* Task brief: Reproduce every line of the data below without any changes, leaving out the pictures.

* Records for the task:
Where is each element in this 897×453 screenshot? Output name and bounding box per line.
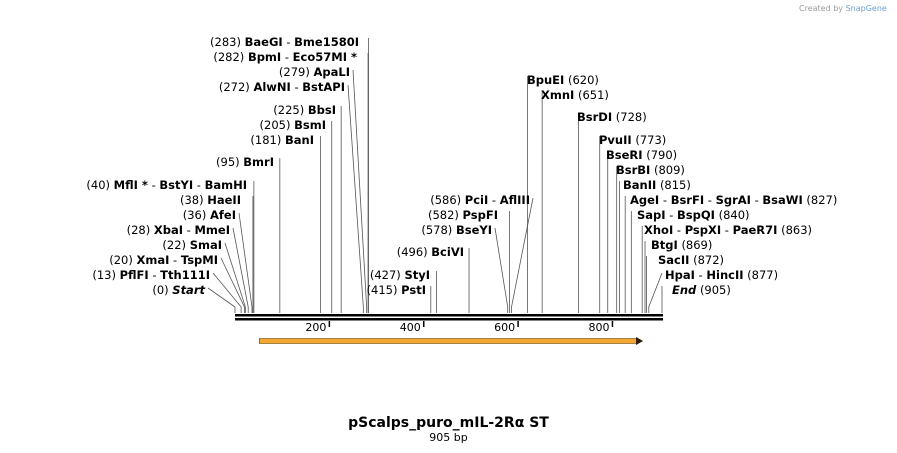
site-label-xmni[interactable]: XmnI (651): [541, 88, 609, 102]
site-label-bsrdi[interactable]: BsrDI (728): [577, 110, 647, 124]
site-label-bseri[interactable]: BseRI (790): [606, 148, 677, 162]
ruler-tick-600: [517, 321, 519, 327]
site-label-smai[interactable]: (22) SmaI: [162, 238, 222, 252]
ruler-tick-400: [422, 321, 425, 327]
site-label-bseyi[interactable]: (578) BseYI: [421, 223, 492, 237]
feature-arrow-body[interactable]: [259, 338, 638, 344]
site-label-sacii[interactable]: SacII (872): [658, 253, 724, 267]
plasmid-title: pScalps_puro_mIL-2Rα ST: [348, 415, 549, 431]
ruler-label-600: 600: [494, 321, 515, 334]
ruler-label-200: 200: [305, 321, 326, 334]
ruler: 200 400 600 800: [305, 321, 614, 334]
site-label-bbsi[interactable]: (225) BbsI: [273, 103, 336, 117]
leader-line-smai: [224, 242, 246, 313]
site-label-start[interactable]: (0) Start: [152, 283, 205, 297]
site-label-agei[interactable]: AgeI - BsrFI - SgrAI - BsaWI (827): [630, 193, 837, 207]
site-label-pcii[interactable]: (586) PciI - AflIII: [430, 193, 530, 207]
site-label-bsrbi[interactable]: BsrBI (809): [616, 163, 685, 177]
site-label-bani[interactable]: (181) BanI: [250, 133, 314, 147]
site-label-banii[interactable]: BanII (815): [623, 178, 691, 192]
site-label-pflfi[interactable]: (13) PflFI - Tth111I: [92, 268, 210, 282]
site-label-styi[interactable]: (427) StyI: [370, 268, 430, 282]
site-label-bmri[interactable]: (95) BmrI: [216, 155, 274, 169]
site-labels: (0) Start(13) PflFI - Tth111I(20) XmaI -…: [86, 35, 837, 297]
site-label-xbai[interactable]: (28) XbaI - MmeI: [127, 223, 230, 237]
site-label-bcivi[interactable]: (496) BciVI: [397, 245, 464, 259]
feature-arrow[interactable]: [259, 337, 644, 345]
site-label-sapi[interactable]: SapI - BspQI (840): [637, 208, 750, 222]
leader-line-xbai: [232, 227, 249, 313]
site-label-xmai[interactable]: (20) XmaI - TspMI: [109, 253, 218, 267]
leader-line-pcii: [511, 197, 534, 313]
site-label-pspfi[interactable]: (582) PspFI: [428, 208, 498, 222]
site-label-bpuei[interactable]: BpuEI (620): [527, 73, 599, 87]
ruler-label-800: 800: [588, 321, 609, 334]
site-label-haeii[interactable]: (38) HaeII: [180, 193, 241, 207]
site-label-btgi[interactable]: BtgI (869): [651, 238, 712, 252]
leader-line-bseyi: [494, 227, 509, 313]
ruler-label-400: 400: [400, 321, 421, 334]
plasmid-length: 905 bp: [429, 431, 467, 444]
site-label-pvuii[interactable]: PvuII (773): [599, 133, 666, 147]
snapgene-watermark: Created by SnapGene: [799, 4, 887, 13]
site-label-baegi[interactable]: (283) BaeGI - Bme1580I: [210, 35, 359, 49]
leader-line-xmai: [220, 257, 245, 313]
feature-arrow-head[interactable]: [636, 337, 644, 345]
site-label-bpmi[interactable]: (282) BpmI - Eco57MI *: [213, 50, 357, 64]
sequence-backbone-bottom: [235, 318, 663, 321]
site-leader-lines: [207, 38, 663, 313]
site-label-bsmi[interactable]: (205) BsmI: [260, 118, 326, 132]
site-label-end[interactable]: End (905): [672, 283, 731, 297]
sequence-backbone-top: [235, 314, 663, 317]
site-label-xhoi[interactable]: XhoI - PspXI - PaeR7I (863): [644, 223, 812, 237]
ruler-tick-800: [611, 321, 614, 327]
site-label-apali[interactable]: (279) ApaLI: [279, 65, 350, 79]
leader-line-apali: [352, 69, 368, 313]
leader-line-hpai: [648, 272, 663, 313]
site-label-mfli[interactable]: (40) MflI * - BstYI - BamHI: [86, 178, 247, 192]
leader-line-afei: [238, 212, 253, 313]
ruler-tick-200: [328, 321, 331, 327]
site-label-psti[interactable]: (415) PstI: [367, 283, 426, 297]
leader-line-pflfi: [212, 272, 242, 313]
site-label-afei[interactable]: (36) AfeI: [183, 208, 236, 222]
leader-line-alwni: [347, 84, 364, 313]
site-label-alwni[interactable]: (272) AlwNI - BstAPI: [219, 80, 345, 94]
leader-line-start: [207, 287, 236, 313]
site-label-hpai[interactable]: HpaI - HincII (877): [665, 268, 778, 282]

* Solved exercise:
Where is each element in this 897×453 screenshot? Output name and bounding box per line.
site-label-xmni[interactable]: XmnI (651): [541, 88, 609, 102]
site-label-bsrdi[interactable]: BsrDI (728): [577, 110, 647, 124]
site-label-bseri[interactable]: BseRI (790): [606, 148, 677, 162]
ruler-tick-600: [517, 321, 519, 327]
site-label-smai[interactable]: (22) SmaI: [162, 238, 222, 252]
ruler-tick-400: [422, 321, 425, 327]
site-label-bseyi[interactable]: (578) BseYI: [421, 223, 492, 237]
feature-arrow-body[interactable]: [259, 338, 638, 344]
site-label-sacii[interactable]: SacII (872): [658, 253, 724, 267]
plasmid-title: pScalps_puro_mIL-2Rα ST: [348, 415, 549, 431]
ruler-label-600: 600: [494, 321, 515, 334]
ruler-label-200: 200: [305, 321, 326, 334]
ruler: 200 400 600 800: [305, 321, 614, 334]
site-label-bbsi[interactable]: (225) BbsI: [273, 103, 336, 117]
leader-line-smai: [224, 242, 246, 313]
site-label-start[interactable]: (0) Start: [152, 283, 205, 297]
site-label-agei[interactable]: AgeI - BsrFI - SgrAI - BsaWI (827): [630, 193, 837, 207]
site-label-pcii[interactable]: (586) PciI - AflIII: [430, 193, 530, 207]
site-label-bsrbi[interactable]: BsrBI (809): [616, 163, 685, 177]
site-label-bani[interactable]: (181) BanI: [250, 133, 314, 147]
site-label-banii[interactable]: BanII (815): [623, 178, 691, 192]
site-label-pflfi[interactable]: (13) PflFI - Tth111I: [92, 268, 210, 282]
site-label-styi[interactable]: (427) StyI: [370, 268, 430, 282]
site-label-bmri[interactable]: (95) BmrI: [216, 155, 274, 169]
site-labels: (0) Start(13) PflFI - Tth111I(20) XmaI -…: [86, 35, 837, 297]
site-label-xbai[interactable]: (28) XbaI - MmeI: [127, 223, 230, 237]
site-label-bcivi[interactable]: (496) BciVI: [397, 245, 464, 259]
feature-arrow[interactable]: [259, 337, 644, 345]
site-label-sapi[interactable]: SapI - BspQI (840): [637, 208, 750, 222]
leader-line-xbai: [232, 227, 249, 313]
site-label-xmai[interactable]: (20) XmaI - TspMI: [109, 253, 218, 267]
leader-line-pcii: [511, 197, 534, 313]
site-label-pspfi[interactable]: (582) PspFI: [428, 208, 498, 222]
site-label-bpuei[interactable]: BpuEI (620): [527, 73, 599, 87]
ruler-label-800: 800: [588, 321, 609, 334]
site-label-haeii[interactable]: (38) HaeII: [180, 193, 241, 207]
site-label-btgi[interactable]: BtgI (869): [651, 238, 712, 252]
leader-line-bseyi: [494, 227, 509, 313]
ruler-label-400: 400: [400, 321, 421, 334]
plasmid-length: 905 bp: [429, 431, 467, 444]
site-label-pvuii[interactable]: PvuII (773): [599, 133, 666, 147]
snapgene-watermark: Created by SnapGene: [799, 4, 887, 13]
site-label-baegi[interactable]: (283) BaeGI - Bme1580I: [210, 35, 359, 49]
leader-line-xmai: [220, 257, 245, 313]
feature-arrow-head[interactable]: [636, 337, 644, 345]
site-label-bpmi[interactable]: (282) BpmI - Eco57MI *: [213, 50, 357, 64]
sequence-backbone-bottom: [235, 318, 663, 321]
site-leader-lines: [207, 38, 663, 313]
site-label-bsmi[interactable]: (205) BsmI: [260, 118, 326, 132]
site-label-end[interactable]: End (905): [672, 283, 731, 297]
sequence-backbone-top: [235, 314, 663, 317]
site-label-xhoi[interactable]: XhoI - PspXI - PaeR7I (863): [644, 223, 812, 237]
ruler-tick-800: [611, 321, 614, 327]
site-label-apali[interactable]: (279) ApaLI: [279, 65, 350, 79]
leader-line-apali: [352, 69, 368, 313]
leader-line-hpai: [648, 272, 663, 313]
site-label-mfli[interactable]: (40) MflI * - BstYI - BamHI: [86, 178, 247, 192]
leader-line-afei: [238, 212, 253, 313]
ruler-tick-200: [328, 321, 331, 327]
site-label-psti[interactable]: (415) PstI: [367, 283, 426, 297]
leader-line-pflfi: [212, 272, 242, 313]
site-label-afei[interactable]: (36) AfeI: [183, 208, 236, 222]
leader-line-alwni: [347, 84, 364, 313]
site-label-alwni[interactable]: (272) AlwNI - BstAPI: [219, 80, 345, 94]
leader-line-start: [207, 287, 236, 313]
site-label-hpai[interactable]: HpaI - HincII (877): [665, 268, 778, 282]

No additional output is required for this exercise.